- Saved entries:
-- -- --

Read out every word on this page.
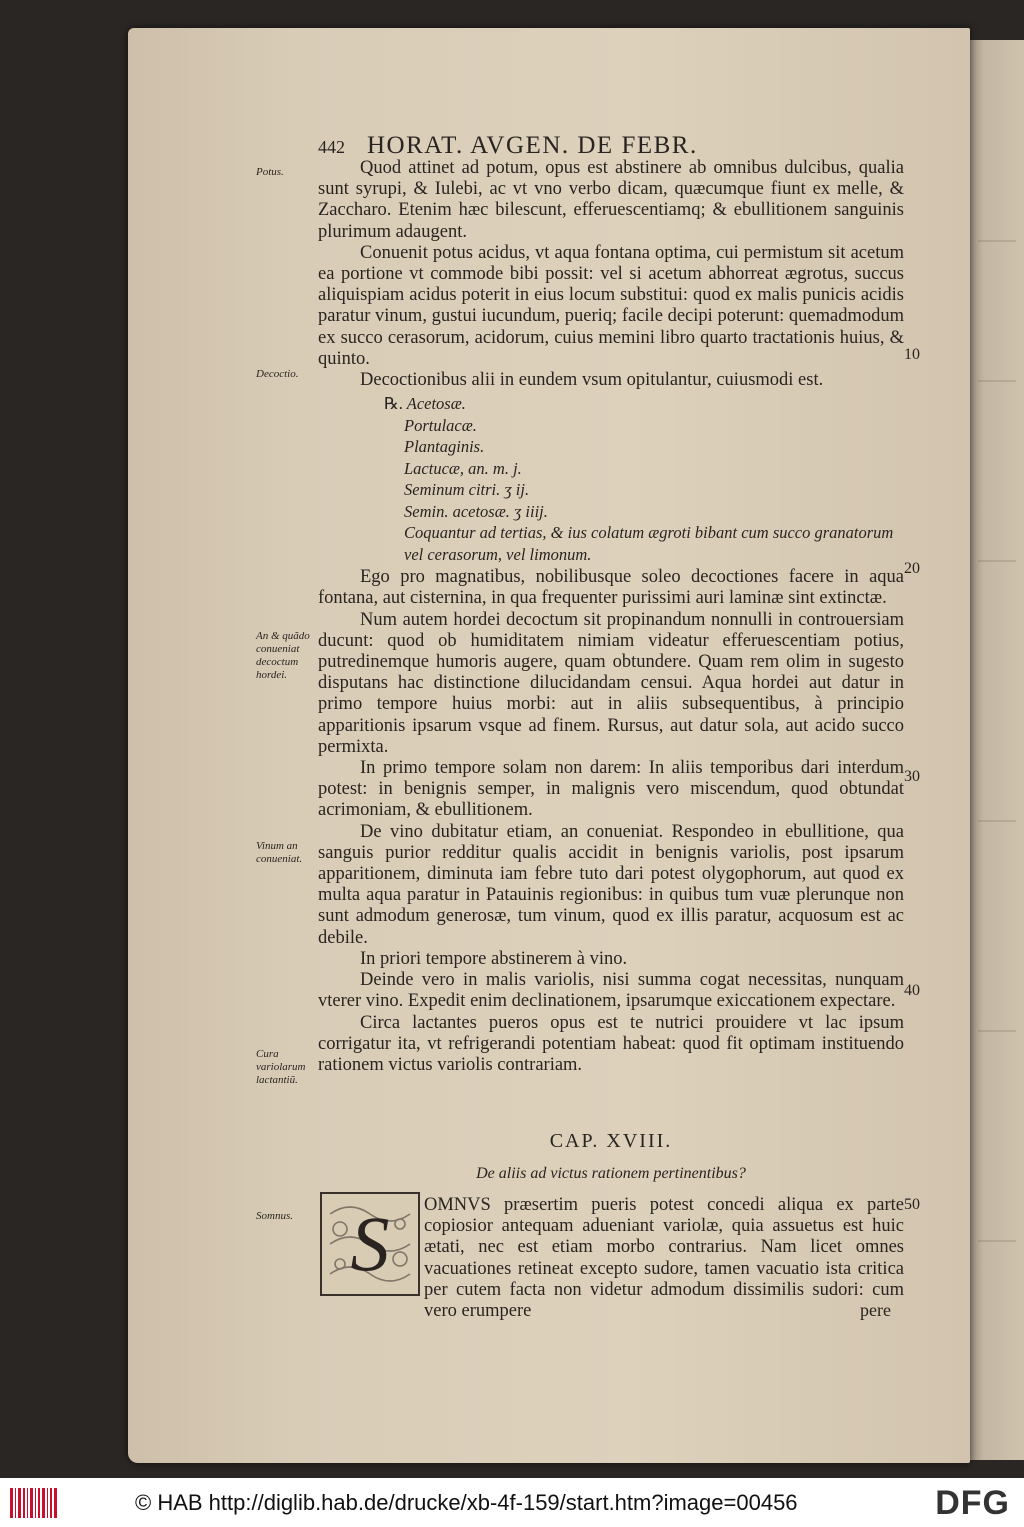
442 HORAT. AVGEN. DE FEBR.
Potus.
Decoctio.
An & quãdo conueniat decoctum hordei.
Vinum an conueniat.
Cura variolarum lactantiũ.
Somnus.
10
20
30
40
50

Quod attinet ad potum, opus est abstinere ab omnibus dulcibus, qualia sunt syrupi, & Iulebi, ac vt vno verbo dicam, quæcumque fiunt ex melle, & Zaccharo. Etenim hæc bilescunt, efferuescentiamq; & ebullitionem sanguinis plurimum adaugent.

Conuenit potus acidus, vt aqua fontana optima, cui permistum sit acetum ea portione vt commode bibi possit: vel si acetum abhorreat ægrotus, succus aliquispiam acidus poterit in eius locum substitui: quod ex malis punicis acidis paratur vinum, gustui iucundum, pueriq; facile decipi poterunt: quemadmodum ex succo cerasorum, acidorum, cuius memini libro quarto tractationis huius, & quinto.

Decoctionibus alii in eundem vsum opitulantur, cuiusmodi est.

℞. Acetosæ.
Portulacæ.
Plantaginis.
Lactucæ, an. m. j.
Seminum citri. ʒ ij.
Semin. acetosæ. ʒ iiij.
Coquantur ad tertias, & ius colatum ægroti bibant cum succo granatorum vel cerasorum, vel limonum.

Ego pro magnatibus, nobilibusque soleo decoctiones facere in aqua fontana, aut cisternina, in qua frequenter purissimi auri laminæ sint extinctæ.

Num autem hordei decoctum sit propinandum nonnulli in controuersiam ducunt: quod ob humiditatem nimiam videatur efferuescentiam potius, putredinemque humoris augere, quam obtundere. Quam rem olim in sugesto disputans hac distinctione dilucidandam censui. Aqua hordei aut datur in primo tempore huius morbi: aut in aliis subsequentibus, à principio apparitionis ipsarum vsque ad finem. Rursus, aut datur sola, aut acido succo permixta.

In primo tempore solam non darem: In aliis temporibus dari interdum potest: in benignis semper, in malignis vero miscendum, quod obtundat acrimoniam, & ebullitionem.

De vino dubitatur etiam, an conueniat. Respondeo in ebullitione, qua sanguis purior redditur qualis accidit in benignis variolis, post ipsarum apparitionem, diminuta iam febre tuto dari potest olygophorum, aut quod ex multa aqua paratur in Patauinis regionibus: in quibus tum vuæ plerunque non sunt admodum generosæ, tum vinum, quod ex illis paratur, acquosum est ac debile.

In priori tempore abstinerem à vino.

Deinde vero in malis variolis, nisi summa cogat necessitas, nunquam vterer vino. Expedit enim declinationem, ipsarumque exiccationem expectare.

Circa lactantes pueros opus est te nutrici prouidere vt lac ipsum corrigatur ita, vt refrigerandi potentiam habeat: quod fit optimam instituendo rationem victus variolis contrariam.

CAP. XVIII.
De aliis ad victus rationem pertinentibus?
S OMNVS præsertim pueris potest concedi aliqua ex parte copiosior antequam adueniant variolæ, quia assuetus est huic ætati, nec est etiam morbo contrarius. Nam licet omnes vacuationes retineat excepto sudore, tamen vacuatio ista critica per cutem facta non videtur admodum dissimilis sudori: cum vero erumpere	pere
© HAB http://diglib.hab.de/drucke/xb-4f-159/start.htm?image=00456	DFG
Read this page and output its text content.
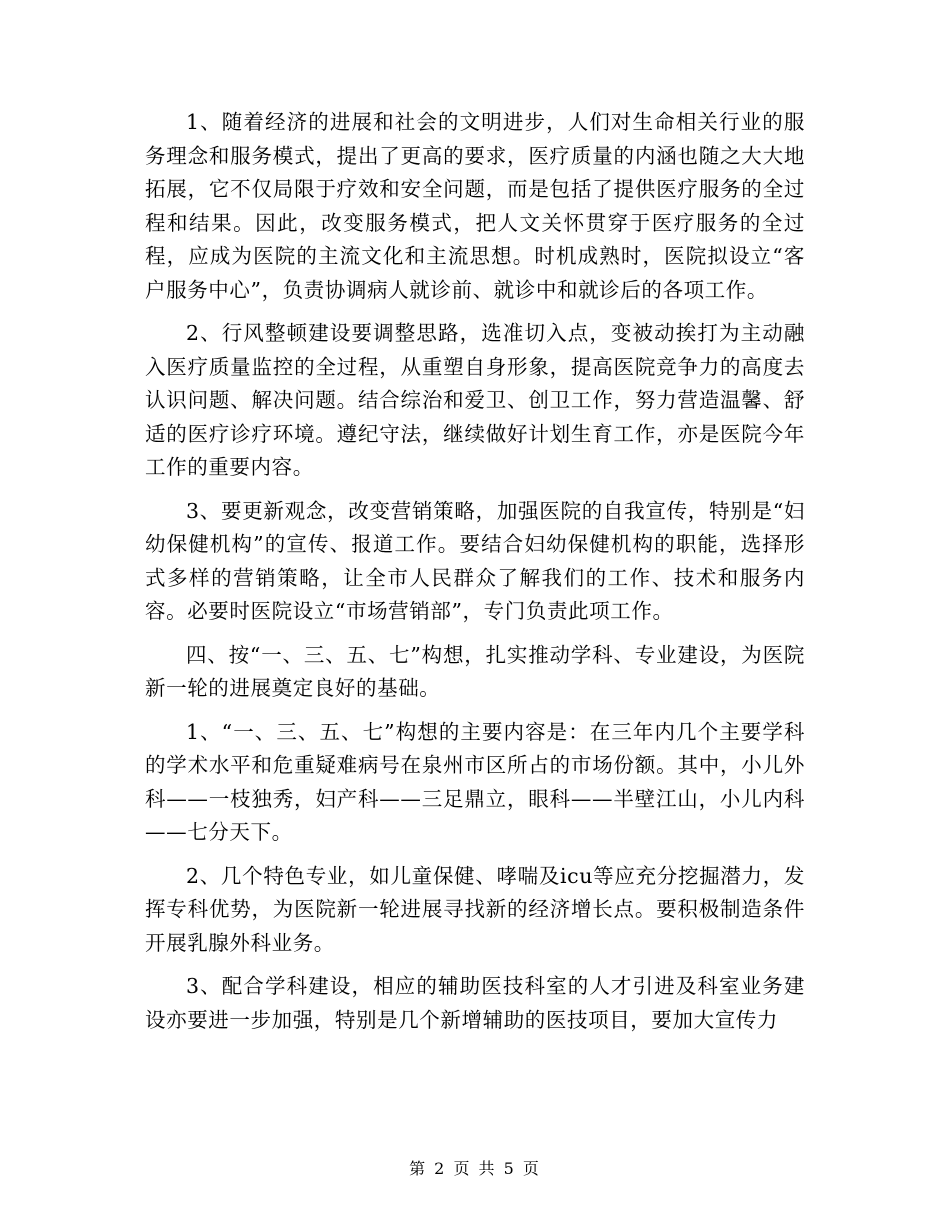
1、随着经济的进展和社会的文明进步，人们对生命相关行业的服务理念和服务模式，提出了更高的要求，医疗质量的内涵也随之大大地拓展，它不仅局限于疗效和安全问题，而是包括了提供医疗服务的全过程和结果。因此，改变服务模式，把人文关怀贯穿于医疗服务的全过程，应成为医院的主流文化和主流思想。时机成熟时，医院拟设立“客户服务中心”，负责协调病人就诊前、就诊中和就诊后的各项工作。

2、行风整顿建设要调整思路，选准切入点，变被动挨打为主动融入医疗质量监控的全过程，从重塑自身形象，提高医院竞争力的高度去认识问题、解决问题。结合综治和爱卫、创卫工作，努力营造温馨、舒适的医疗诊疗环境。遵纪守法，继续做好计划生育工作，亦是医院今年工作的重要内容。

3、要更新观念，改变营销策略，加强医院的自我宣传，特别是“妇幼保健机构”的宣传、报道工作。要结合妇幼保健机构的职能，选择形式多样的营销策略，让全市人民群众了解我们的工作、技术和服务内容。必要时医院设立“市场营销部”，专门负责此项工作。

四、按“一、三、五、七”构想，扎实推动学科、专业建设，为医院新一轮的进展奠定良好的基础。

1、“一、三、五、七”构想的主要内容是：在三年内几个主要学科的学术水平和危重疑难病号在泉州市区所占的市场份额。其中，小儿外科——一枝独秀，妇产科——三足鼎立，眼科——半壁江山，小儿内科——七分天下。

2、几个特色专业，如儿童保健、哮喘及icu等应充分挖掘潜力，发挥专科优势，为医院新一轮进展寻找新的经济增长点。要积极制造条件开展乳腺外科业务。

3、配合学科建设，相应的辅助医技科室的人才引进及科室业务建设亦要进一步加强，特别是几个新增辅助的医技项目，要加大宣传力

第 2 页 共 5 页
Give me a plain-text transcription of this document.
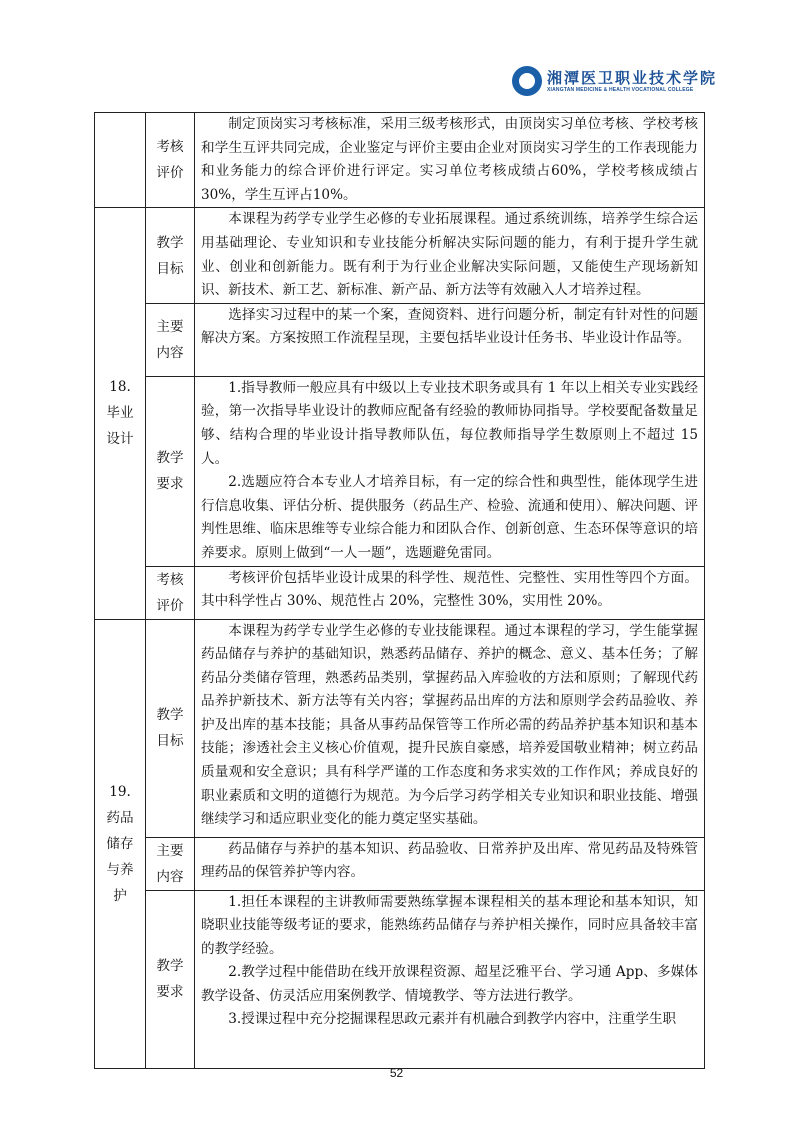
湘潭医卫职业技术学院
XIANGTAN MEDICINE & HEALTH VOCATIONAL COLLEGE
	考核评价	制定顶岗实习考核标准，采用三级考核形式，由顶岗实习单位考核、学校考核和学生互评共同完成，企业鉴定与评价主要由企业对顶岗实习学生的工作表现能力和业务能力的综合评价进行评定。实习单位考核成绩占60%，学校考核成绩占30%，学生互评占10%。

18.毕业设计	教学目标	本课程为药学专业学生必修的专业拓展课程。通过系统训练，培养学生综合运用基础理论、专业知识和专业技能分析解决实际问题的能力，有利于提升学生就业、创业和创新能力。既有利于为行业企业解决实际问题，又能使生产现场新知识、新技术、新工艺、新标准、新产品、新方法等有效融入人才培养过程。

	主要内容	选择实习过程中的某一个案，查阅资料、进行问题分析，制定有针对性的问题解决方案。方案按照工作流程呈现，主要包括毕业设计任务书、毕业设计作品等。

	教学要求	1.指导教师一般应具有中级以上专业技术职务或具有 1 年以上相关专业实践经验，第一次指导毕业设计的教师应配备有经验的教师协同指导。学校要配备数量足够、结构合理的毕业设计指导教师队伍，每位教师指导学生数原则上不超过 15 人。

2.选题应符合本专业人才培养目标，有一定的综合性和典型性，能体现学生进行信息收集、评估分析、提供服务（药品生产、检验、流通和使用）、解决问题、评判性思维、临床思维等专业综合能力和团队合作、创新创意、生态环保等意识的培养要求。原则上做到“一人一题”，选题避免雷同。

	考核评价	考核评价包括毕业设计成果的科学性、规范性、完整性、实用性等四个方面。其中科学性占 30%、规范性占 20%，完整性 30%，实用性 20%。

19.药品储存与养护	教学目标	本课程为药学专业学生必修的专业技能课程。通过本课程的学习，学生能掌握药品储存与养护的基础知识，熟悉药品储存、养护的概念、意义、基本任务；了解药品分类储存管理，熟悉药品类别，掌握药品入库验收的方法和原则；了解现代药品养护新技术、新方法等有关内容；掌握药品出库的方法和原则学会药品验收、养护及出库的基本技能；具备从事药品保管等工作所必需的药品养护基本知识和基本技能；渗透社会主义核心价值观，提升民族自豪感，培养爱国敬业精神；树立药品质量观和安全意识；具有科学严谨的工作态度和务求实效的工作作风；养成良好的职业素质和文明的道德行为规范。为今后学习药学相关专业知识和职业技能、增强继续学习和适应职业变化的能力奠定坚实基础。

	主要内容	药品储存与养护的基本知识、药品验收、日常养护及出库、常见药品及特殊管理药品的保管养护等内容。

	教学要求	1.担任本课程的主讲教师需要熟练掌握本课程相关的基本理论和基本知识，知晓职业技能等级考证的要求，能熟练药品储存与养护相关操作，同时应具备较丰富的教学经验。

2.教学过程中能借助在线开放课程资源、超星泛雅平台、学习通 App、多媒体教学设备、仿灵活应用案例教学、情境教学、等方法进行教学。

3.授课过程中充分挖掘课程思政元素并有机融合到教学内容中，注重学生职

52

-- -- --

- Aim of the task:
Collect the lines of the records that include the string "Read".

- Reply to the task:
Read out every word on this page.
Read this page and output its text content.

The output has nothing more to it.